Where a line contains the word "Lower", copy that line.

# START OF Data section

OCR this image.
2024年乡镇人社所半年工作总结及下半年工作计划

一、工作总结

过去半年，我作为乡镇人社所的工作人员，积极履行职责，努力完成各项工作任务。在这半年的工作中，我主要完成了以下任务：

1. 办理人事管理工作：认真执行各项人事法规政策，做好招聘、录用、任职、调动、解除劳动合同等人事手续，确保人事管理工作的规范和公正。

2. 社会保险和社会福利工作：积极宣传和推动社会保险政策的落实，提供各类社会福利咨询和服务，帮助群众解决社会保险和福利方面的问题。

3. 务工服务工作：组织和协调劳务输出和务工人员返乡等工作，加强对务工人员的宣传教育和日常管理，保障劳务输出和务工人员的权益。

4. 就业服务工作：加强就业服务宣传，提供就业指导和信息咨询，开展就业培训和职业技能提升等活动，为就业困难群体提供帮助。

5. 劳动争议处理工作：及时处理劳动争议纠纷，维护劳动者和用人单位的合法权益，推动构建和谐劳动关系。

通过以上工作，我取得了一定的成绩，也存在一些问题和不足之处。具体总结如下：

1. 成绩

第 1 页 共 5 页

# END OF Data section
# START OF Data section

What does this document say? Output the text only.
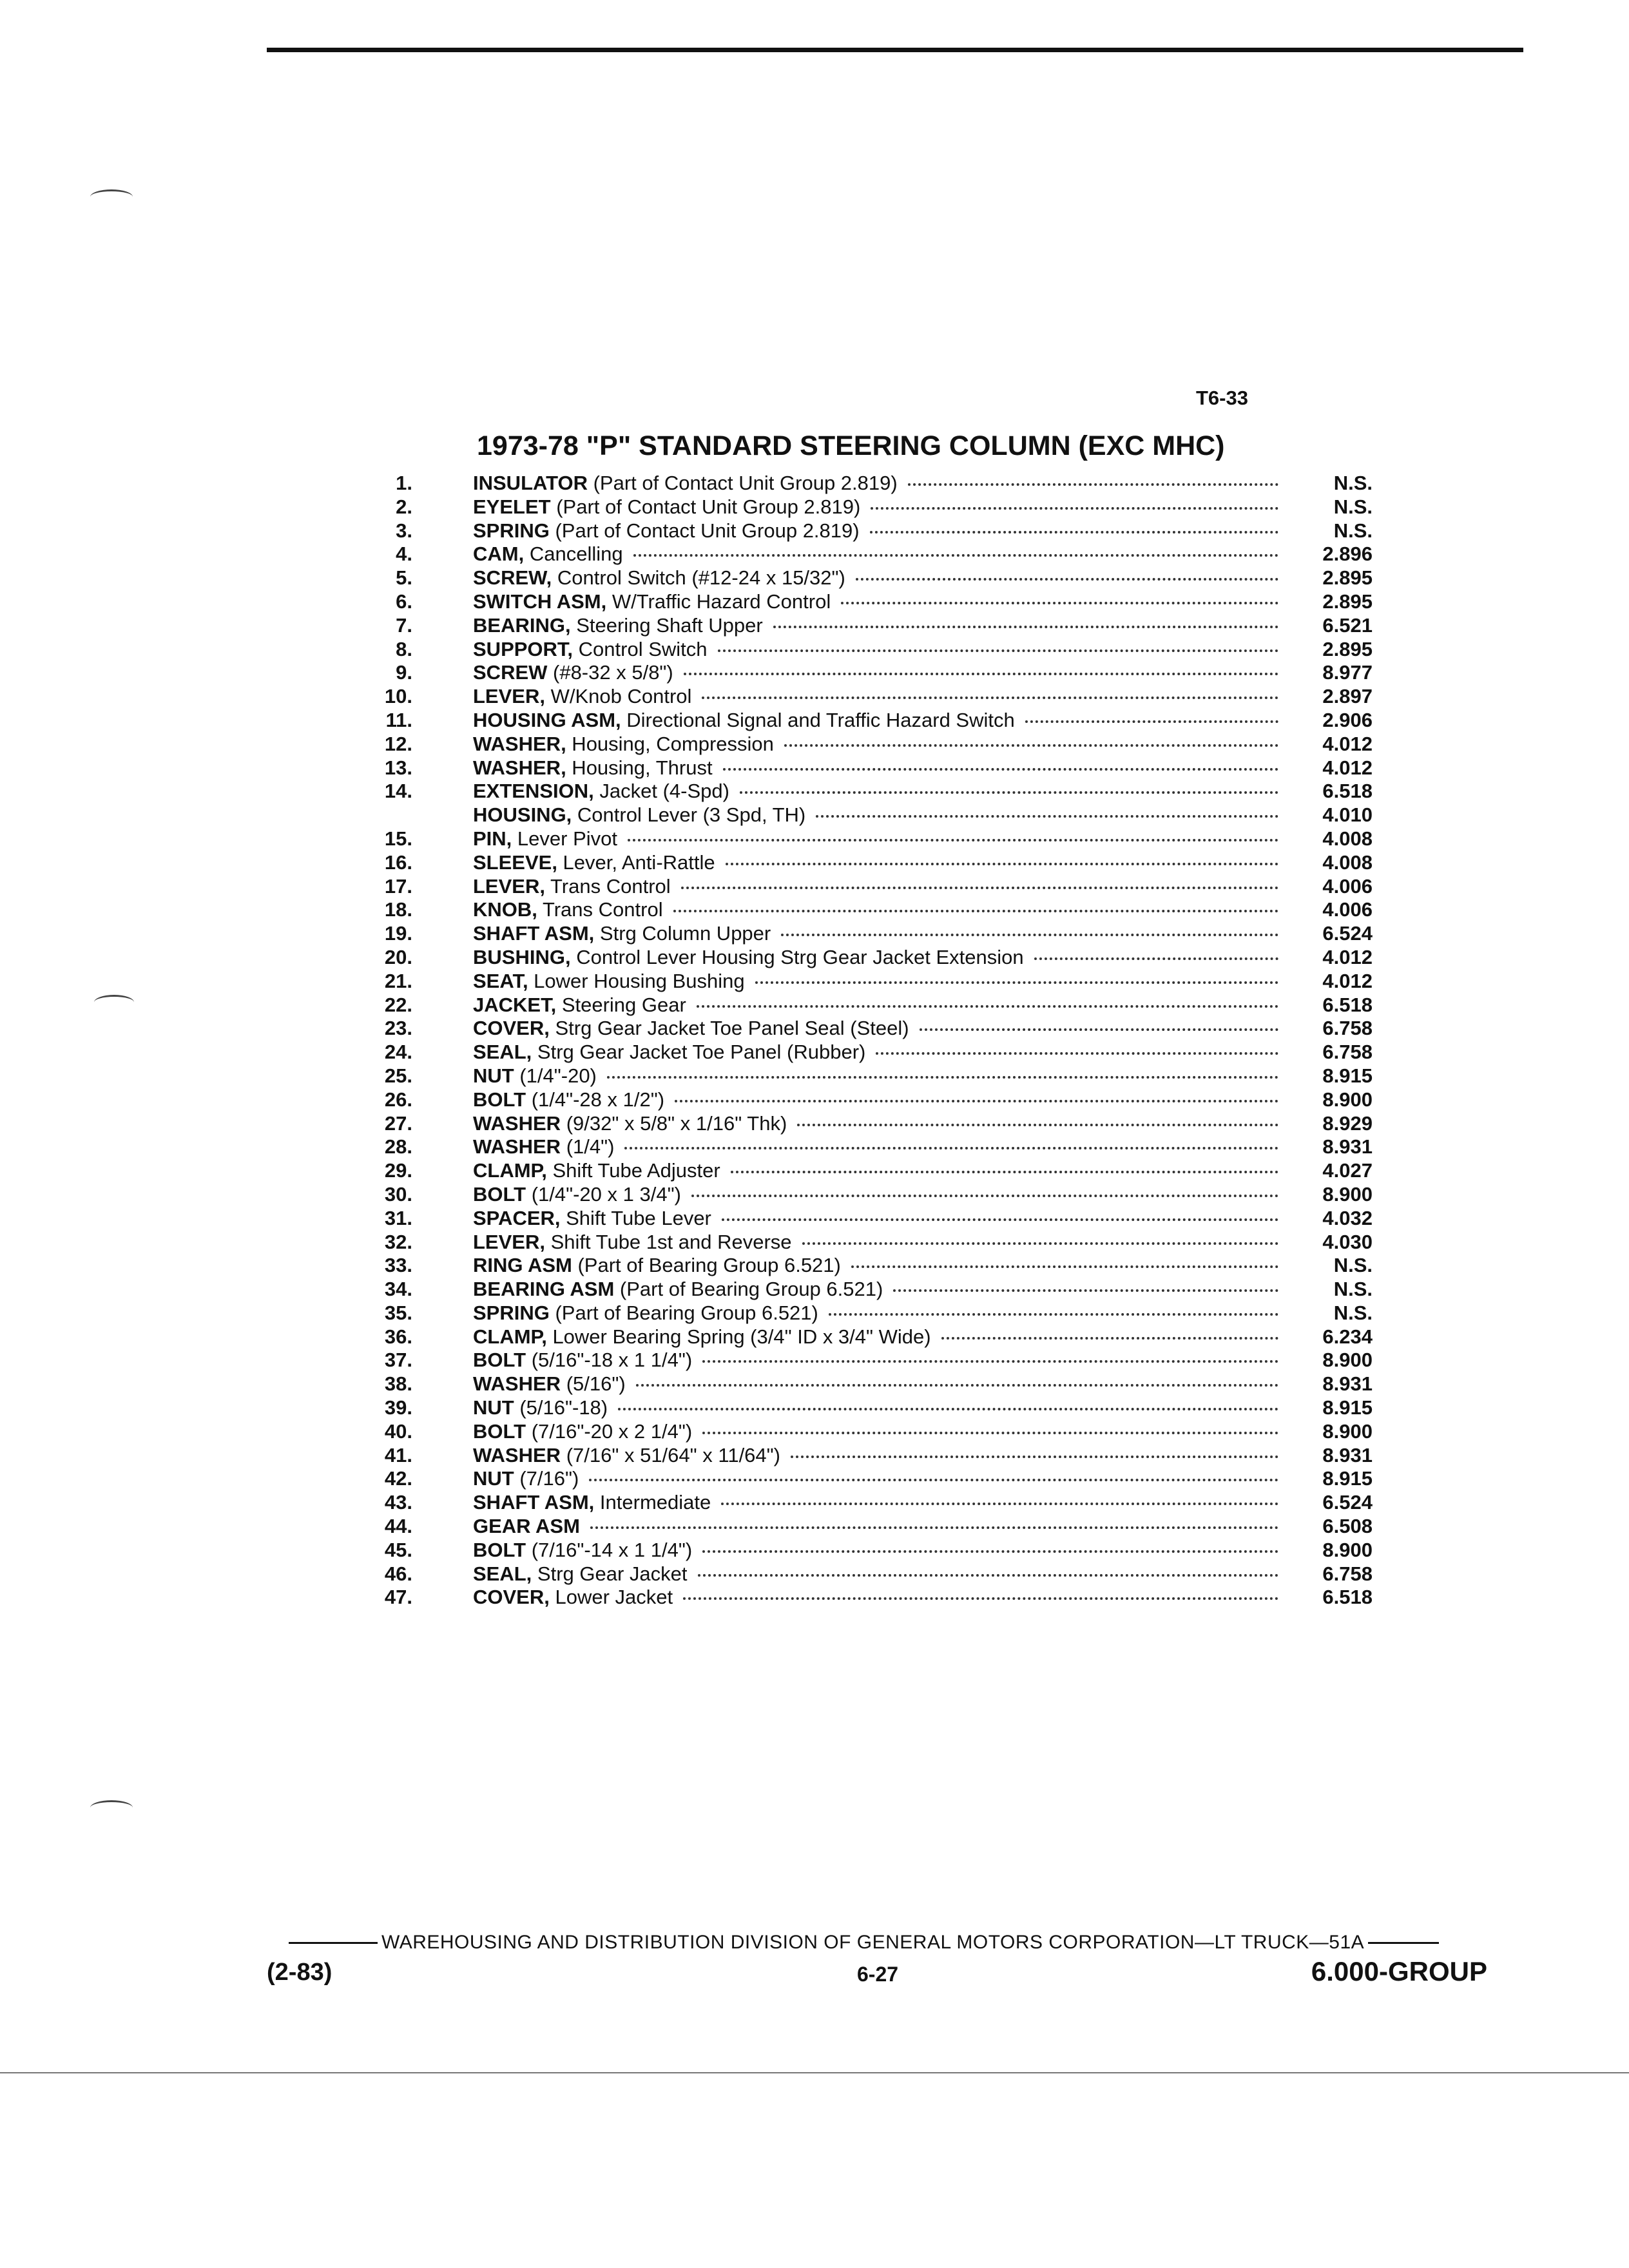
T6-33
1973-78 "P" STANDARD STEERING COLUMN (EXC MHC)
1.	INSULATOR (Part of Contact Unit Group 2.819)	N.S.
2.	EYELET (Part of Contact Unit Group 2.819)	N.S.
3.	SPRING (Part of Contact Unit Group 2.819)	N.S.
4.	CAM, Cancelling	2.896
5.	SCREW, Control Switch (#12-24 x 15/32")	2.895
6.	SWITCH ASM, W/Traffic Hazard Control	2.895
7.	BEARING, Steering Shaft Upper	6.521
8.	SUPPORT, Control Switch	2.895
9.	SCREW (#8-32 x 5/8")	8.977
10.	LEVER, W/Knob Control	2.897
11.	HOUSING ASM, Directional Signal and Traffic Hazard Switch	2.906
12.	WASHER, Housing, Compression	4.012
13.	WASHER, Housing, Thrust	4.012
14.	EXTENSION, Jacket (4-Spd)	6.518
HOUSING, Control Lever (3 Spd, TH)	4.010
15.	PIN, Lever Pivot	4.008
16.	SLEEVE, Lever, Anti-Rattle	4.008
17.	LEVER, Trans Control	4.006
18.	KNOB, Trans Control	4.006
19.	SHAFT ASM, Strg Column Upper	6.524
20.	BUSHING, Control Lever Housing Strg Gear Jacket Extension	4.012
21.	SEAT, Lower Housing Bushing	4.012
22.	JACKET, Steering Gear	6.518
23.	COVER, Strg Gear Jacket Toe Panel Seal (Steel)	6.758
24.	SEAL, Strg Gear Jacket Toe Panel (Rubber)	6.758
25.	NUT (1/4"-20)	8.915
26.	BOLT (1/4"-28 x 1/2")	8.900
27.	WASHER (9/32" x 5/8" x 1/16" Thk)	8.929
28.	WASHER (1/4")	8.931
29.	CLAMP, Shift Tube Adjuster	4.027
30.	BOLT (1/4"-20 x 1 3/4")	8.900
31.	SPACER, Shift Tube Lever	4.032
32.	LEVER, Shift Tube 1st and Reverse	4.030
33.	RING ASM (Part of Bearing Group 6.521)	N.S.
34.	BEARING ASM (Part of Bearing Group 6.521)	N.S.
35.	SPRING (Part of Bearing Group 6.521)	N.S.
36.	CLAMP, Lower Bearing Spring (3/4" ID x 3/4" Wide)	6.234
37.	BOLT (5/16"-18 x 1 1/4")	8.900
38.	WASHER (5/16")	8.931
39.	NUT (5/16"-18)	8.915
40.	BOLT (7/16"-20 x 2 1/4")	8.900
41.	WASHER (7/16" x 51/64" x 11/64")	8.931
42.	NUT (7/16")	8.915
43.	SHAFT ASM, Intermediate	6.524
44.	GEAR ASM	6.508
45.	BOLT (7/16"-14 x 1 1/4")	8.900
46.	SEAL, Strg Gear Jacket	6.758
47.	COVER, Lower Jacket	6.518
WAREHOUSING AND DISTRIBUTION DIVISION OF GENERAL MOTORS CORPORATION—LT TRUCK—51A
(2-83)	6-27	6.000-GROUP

# END OF Data section
# START OF Data section

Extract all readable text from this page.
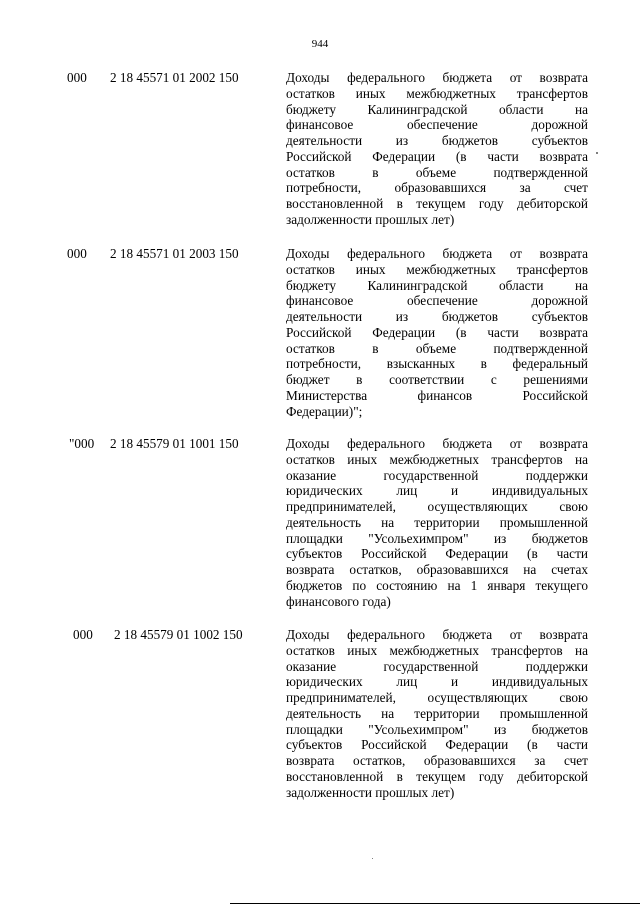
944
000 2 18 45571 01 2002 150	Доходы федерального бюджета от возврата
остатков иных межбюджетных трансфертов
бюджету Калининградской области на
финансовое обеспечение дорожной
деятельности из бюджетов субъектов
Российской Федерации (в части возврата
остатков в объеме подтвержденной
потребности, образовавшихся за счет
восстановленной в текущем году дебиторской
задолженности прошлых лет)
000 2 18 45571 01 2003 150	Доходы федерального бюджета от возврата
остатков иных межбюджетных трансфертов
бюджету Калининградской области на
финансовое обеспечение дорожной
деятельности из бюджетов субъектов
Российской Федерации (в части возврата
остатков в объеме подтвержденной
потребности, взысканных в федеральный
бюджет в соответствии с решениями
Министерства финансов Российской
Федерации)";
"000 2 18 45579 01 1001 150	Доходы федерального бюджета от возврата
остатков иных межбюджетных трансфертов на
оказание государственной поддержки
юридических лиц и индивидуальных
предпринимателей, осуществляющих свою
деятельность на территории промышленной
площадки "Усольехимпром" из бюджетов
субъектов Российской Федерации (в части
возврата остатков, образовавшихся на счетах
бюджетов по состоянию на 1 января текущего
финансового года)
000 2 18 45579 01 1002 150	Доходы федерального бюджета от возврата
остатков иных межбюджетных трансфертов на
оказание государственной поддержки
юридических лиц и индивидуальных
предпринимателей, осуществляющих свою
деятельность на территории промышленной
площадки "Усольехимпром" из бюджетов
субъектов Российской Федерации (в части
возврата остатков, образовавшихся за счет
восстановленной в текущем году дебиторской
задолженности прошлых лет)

# END OF Data section

**Correct response:**
21.	SEAT, Lower Housing Bushing	4.012
36.	CLAMP, Lower Bearing Spring (3/4" ID x 3/4" Wide)	6.234
47.	COVER, Lower Jacket	6.518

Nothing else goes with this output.